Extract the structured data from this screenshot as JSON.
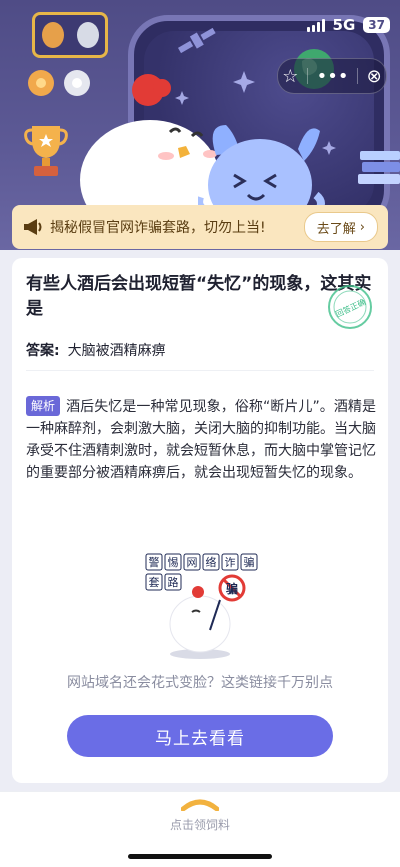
{
  "status_bar": {
    "network": "5G",
    "battery": "37"
  },
  "notice": {
    "text": "揭秘假冒官网诈骗套路，切勿上当!",
    "button_label": "去了解",
    "button_arrow": "›"
  },
  "question": {
    "title": "有些人酒后会出现短暂“失忆”的现象，这其实是",
    "answer_label": "答案:",
    "answer_value": "大脑被酒精麻痹",
    "analysis_tag": "解析",
    "analysis_text": "酒后失忆是一种常见现象，俗称“断片儿”。酒精是一种麻醉剂，会刺激大脑，关闭大脑的抑制功能。当大脑承受不住酒精刺激时，就会短暂休息，而大脑中掌管记忆的重要部分被酒精麻痹后，就会出现短暂失忆的现象。",
    "stamp_text": "回答正确"
  },
  "fraud_banner": {
    "sign_row1": [
      "警",
      "惕",
      "网",
      "络",
      "诈",
      "骗"
    ],
    "sign_row2": [
      "套",
      "路"
    ],
    "warning_char": "骗",
    "hint": "网站域名还会花式变脸？这类链接千万别点",
    "cta_label": "马上去看看"
  },
  "bottom_bar": {
    "label": "点击领饲料"
  },
  "colors": {
    "accent": "#6a6de6",
    "hero_bg": "#4f4c86",
    "notice_bg": "#fae6bf"
  },
  "icons": [
    "star-icon",
    "more-icon",
    "close-icon",
    "megaphone-icon",
    "chevron-right-icon",
    "feed-icon"
  ]
}
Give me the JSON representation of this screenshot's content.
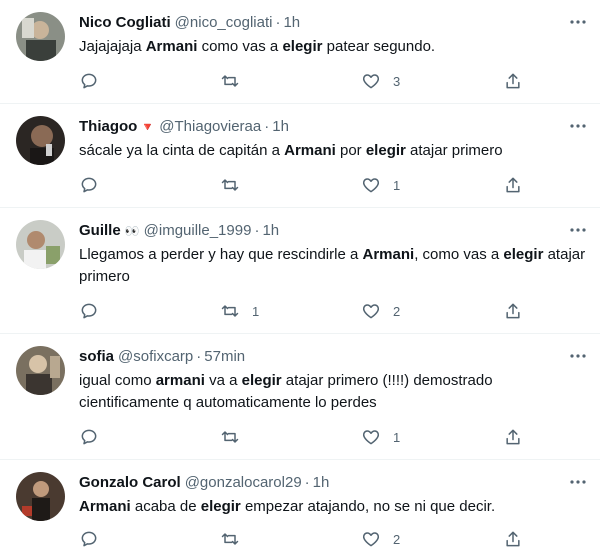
{
  "tweets": [
    {
      "name": "Nico Cogliati",
      "handle": "@nico_cogliati",
      "separator": "·",
      "time": "1h",
      "text_parts": [
        {
          "t": "Jajajajaja ",
          "b": false
        },
        {
          "t": "Armani",
          "b": true
        },
        {
          "t": " como vas a ",
          "b": false
        },
        {
          "t": "elegir",
          "b": true
        },
        {
          "t": " patear segundo.",
          "b": false
        }
      ],
      "reply_count": "",
      "retweet_count": "",
      "like_count": "3"
    },
    {
      "name": "Thiagoo",
      "name_emoji": "🔻",
      "handle": "@Thiagovieraa",
      "separator": "·",
      "time": "1h",
      "text_parts": [
        {
          "t": "sácale ya la cinta de capitán a ",
          "b": false
        },
        {
          "t": "Armani",
          "b": true
        },
        {
          "t": " por ",
          "b": false
        },
        {
          "t": "elegir",
          "b": true
        },
        {
          "t": " atajar primero",
          "b": false
        }
      ],
      "reply_count": "",
      "retweet_count": "",
      "like_count": "1"
    },
    {
      "name": "Guille",
      "name_emoji": "👀",
      "handle": "@imguille_1999",
      "separator": "·",
      "time": "1h",
      "text_parts": [
        {
          "t": "Llegamos a perder y hay que rescindirle a ",
          "b": false
        },
        {
          "t": "Armani",
          "b": true
        },
        {
          "t": ", como vas a ",
          "b": false
        },
        {
          "t": "elegir",
          "b": true
        },
        {
          "t": " atajar primero",
          "b": false
        }
      ],
      "reply_count": "",
      "retweet_count": "1",
      "like_count": "2"
    },
    {
      "name": "sofia",
      "handle": "@sofixcarp",
      "separator": "·",
      "time": "57min",
      "text_parts": [
        {
          "t": "igual como ",
          "b": false
        },
        {
          "t": "armani",
          "b": true
        },
        {
          "t": " va a ",
          "b": false
        },
        {
          "t": "elegir",
          "b": true
        },
        {
          "t": " atajar primero (!!!!) demostrado cientificamente q automaticamente lo perdes",
          "b": false
        }
      ],
      "reply_count": "",
      "retweet_count": "",
      "like_count": "1"
    },
    {
      "name": "Gonzalo Carol",
      "handle": "@gonzalocarol29",
      "separator": "·",
      "time": "1h",
      "text_parts": [
        {
          "t": "Armani",
          "b": true
        },
        {
          "t": " acaba de ",
          "b": false
        },
        {
          "t": "elegir",
          "b": true
        },
        {
          "t": " empezar atajando, no se ni que decir.",
          "b": false
        }
      ],
      "reply_count": "",
      "retweet_count": "",
      "like_count": "2"
    }
  ],
  "colors": {
    "text": "#0f1419",
    "secondary": "#536471",
    "divider": "#eff3f4"
  },
  "icons": {
    "reply": "reply-icon",
    "retweet": "retweet-icon",
    "like": "like-icon",
    "share": "share-icon",
    "more": "more-icon"
  }
}
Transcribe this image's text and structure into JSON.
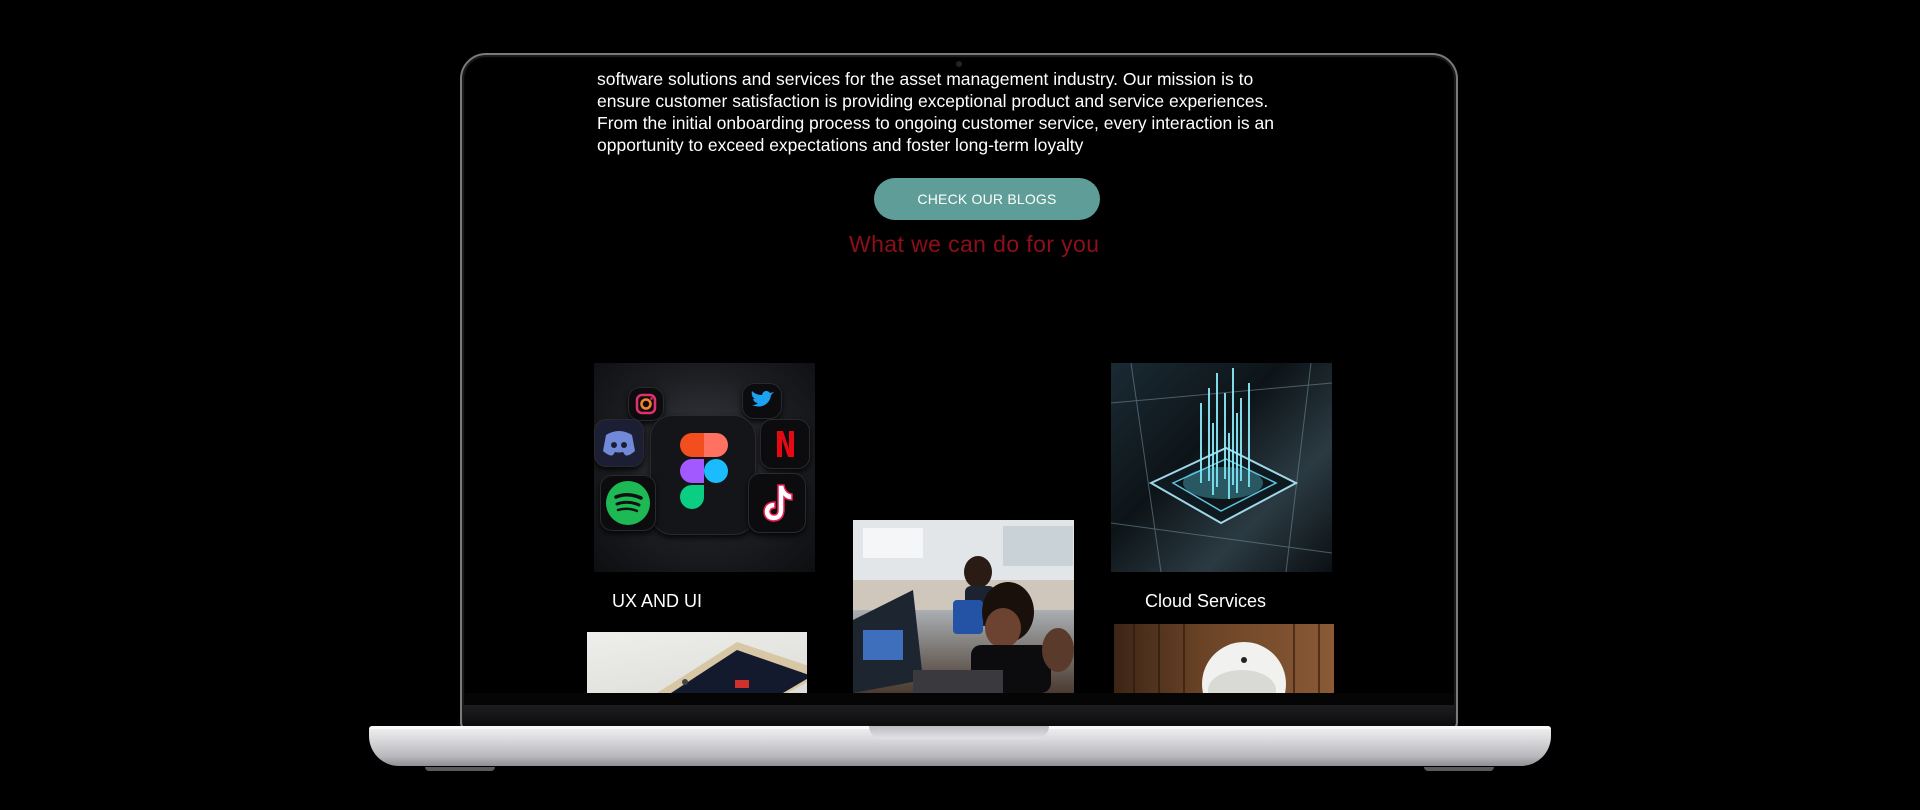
{
  "intro": {
    "lines": [
      "software solutions and services for the asset management industry. Our mission is to",
      "ensure customer satisfaction is providing exceptional product and service experiences.",
      "From the initial onboarding process to ongoing customer service, every interaction is an",
      "opportunity to exceed expectations and foster long-term loyalty"
    ]
  },
  "cta": {
    "label": "CHECK OUR  BLOGS"
  },
  "services": {
    "title": "What we can do for you",
    "cards": [
      {
        "label": "UX AND UI",
        "image": "app-icons-3d-image"
      },
      {
        "label": "",
        "image": "team-working-at-computers-image"
      },
      {
        "label": "Cloud Services",
        "image": "glowing-cpu-chip-image"
      },
      {
        "label": "",
        "image": "smartphone-image"
      },
      {
        "label": "",
        "image": "robot-image"
      }
    ]
  },
  "icons": [
    "instagram-icon",
    "twitter-icon",
    "discord-icon",
    "netflix-icon",
    "figma-icon",
    "spotify-icon",
    "tiktok-icon"
  ],
  "colors": {
    "button": "#5f9e98",
    "section_title": "#8e0f18",
    "background": "#000000",
    "text": "#ffffff"
  }
}
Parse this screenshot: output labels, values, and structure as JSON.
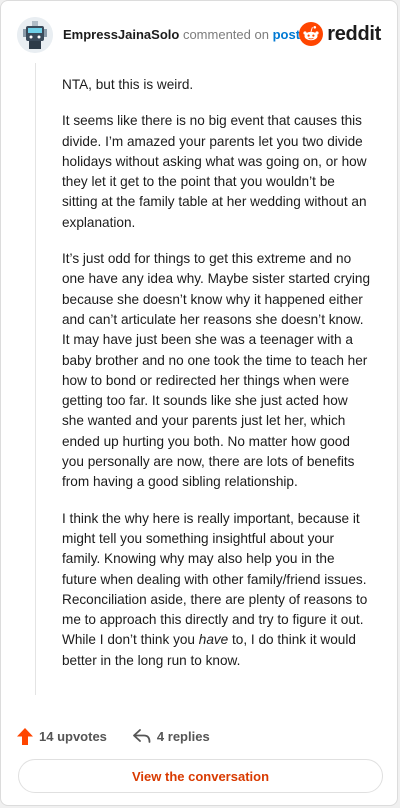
──────────────────────────────
■ **Task statement**: Pictures are excluded; repeat every record exactly.

■ **Written solution**:
Extract the structured data from this screenshot as JSON.
{
  "status_bar": {
    "network": "5G",
    "battery": "37"
  },
  "notice": {
    "text": "揭秘假冒官网诈骗套路，切勿上当!",
    "button_label": "去了解",
    "button_arrow": "›"
  },
  "question": {
    "title": "有些人酒后会出现短暂“失忆”的现象，这其实是",
    "answer_label": "答案:",
    "answer_value": "大脑被酒精麻痹",
    "analysis_tag": "解析",
    "analysis_text": "酒后失忆是一种常见现象，俗称“断片儿”。酒精是一种麻醉剂，会刺激大脑，关闭大脑的抑制功能。当大脑承受不住酒精刺激时，就会短暂休息，而大脑中掌管记忆的重要部分被酒精麻痹后，就会出现短暂失忆的现象。",
    "stamp_text": "回答正确"
  },
  "fraud_banner": {
    "sign_row1": [
      "警",
      "惕",
      "网",
      "络",
      "诈",
      "骗"
    ],
    "sign_row2": [
      "套",
      "路"
    ],
    "warning_char": "骗",
    "hint": "网站域名还会花式变脸？这类链接千万别点",
    "cta_label": "马上去看看"
  },
  "bottom_bar": {
    "label": "点击领饲料"
  },
  "colors": {
    "accent": "#6a6de6",
    "hero_bg": "#4f4c86",
    "notice_bg": "#fae6bf"
  },
  "icons": [
    "star-icon",
    "more-icon",
    "close-icon",
    "megaphone-icon",
    "chevron-right-icon",
    "feed-icon"
  ]
}
Give me the JSON representation of this screenshot's content.
{
  "tweets": [
    {
      "name": "Nico Cogliati",
      "handle": "@nico_cogliati",
      "separator": "·",
      "time": "1h",
      "text_parts": [
        {
          "t": "Jajajajaja ",
          "b": false
        },
        {
          "t": "Armani",
          "b": true
        },
        {
          "t": " como vas a ",
          "b": false
        },
        {
          "t": "elegir",
          "b": true
        },
        {
          "t": " patear segundo.",
          "b": false
        }
      ],
      "reply_count": "",
      "retweet_count": "",
      "like_count": "3"
    },
    {
      "name": "Thiagoo",
      "name_emoji": "🔻",
      "handle": "@Thiagovieraa",
      "separator": "·",
      "time": "1h",
      "text_parts": [
        {
          "t": "sácale ya la cinta de capitán a ",
          "b": false
        },
        {
          "t": "Armani",
          "b": true
        },
        {
          "t": " por ",
          "b": false
        },
        {
          "t": "elegir",
          "b": true
        },
        {
          "t": " atajar primero",
          "b": false
        }
      ],
      "reply_count": "",
      "retweet_count": "",
      "like_count": "1"
    },
    {
      "name": "Guille",
      "name_emoji": "👀",
      "handle": "@imguille_1999",
      "separator": "·",
      "time": "1h",
      "text_parts": [
        {
          "t": "Llegamos a perder y hay que rescindirle a ",
          "b": false
        },
        {
          "t": "Armani",
          "b": true
        },
        {
          "t": ", como vas a ",
          "b": false
        },
        {
          "t": "elegir",
          "b": true
        },
        {
          "t": " atajar primero",
          "b": false
        }
      ],
      "reply_count": "",
      "retweet_count": "1",
      "like_count": "2"
    },
    {
      "name": "sofia",
      "handle": "@sofixcarp",
      "separator": "·",
      "time": "57min",
      "text_parts": [
        {
          "t": "igual como ",
          "b": false
        },
        {
          "t": "armani",
          "b": true
        },
        {
          "t": " va a ",
          "b": false
        },
        {
          "t": "elegir",
          "b": true
        },
        {
          "t": " atajar primero (!!!!) demostrado cientificamente q automaticamente lo perdes",
          "b": false
        }
      ],
      "reply_count": "",
      "retweet_count": "",
      "like_count": "1"
    },
    {
      "name": "Gonzalo Carol",
      "handle": "@gonzalocarol29",
      "separator": "·",
      "time": "1h",
      "text_parts": [
        {
          "t": "Armani",
          "b": true
        },
        {
          "t": " acaba de ",
          "b": false
        },
        {
          "t": "elegir",
          "b": true
        },
        {
          "t": " empezar atajando, no se ni que decir.",
          "b": false
        }
      ],
      "reply_count": "",
      "retweet_count": "",
      "like_count": "2"
    }
  ],
  "colors": {
    "text": "#0f1419",
    "secondary": "#536471",
    "divider": "#eff3f4"
  },
  "icons": {
    "reply": "reply-icon",
    "retweet": "retweet-icon",
    "like": "like-icon",
    "share": "share-icon",
    "more": "more-icon"
  }
}
Transcribe this image's text and structure into JSON.
{
  "intro": {
    "lines": [
      "software solutions and services for the asset management industry. Our mission is to",
      "ensure customer satisfaction is providing exceptional product and service experiences.",
      "From the initial onboarding process to ongoing customer service, every interaction is an",
      "opportunity to exceed expectations and foster long-term loyalty"
    ]
  },
  "cta": {
    "label": "CHECK OUR  BLOGS"
  },
  "services": {
    "title": "What we can do for you",
    "cards": [
      {
        "label": "UX AND UI",
        "image": "app-icons-3d-image"
      },
      {
        "label": "",
        "image": "team-working-at-computers-image"
      },
      {
        "label": "Cloud Services",
        "image": "glowing-cpu-chip-image"
      },
      {
        "label": "",
        "image": "smartphone-image"
      },
      {
        "label": "",
        "image": "robot-image"
      }
    ]
  },
  "icons": [
    "instagram-icon",
    "twitter-icon",
    "discord-icon",
    "netflix-icon",
    "figma-icon",
    "spotify-icon",
    "tiktok-icon"
  ],
  "colors": {
    "button": "#5f9e98",
    "section_title": "#8e0f18",
    "background": "#000000",
    "text": "#ffffff"
  }
}
Parse this screenshot: output labels, values, and structure as JSON.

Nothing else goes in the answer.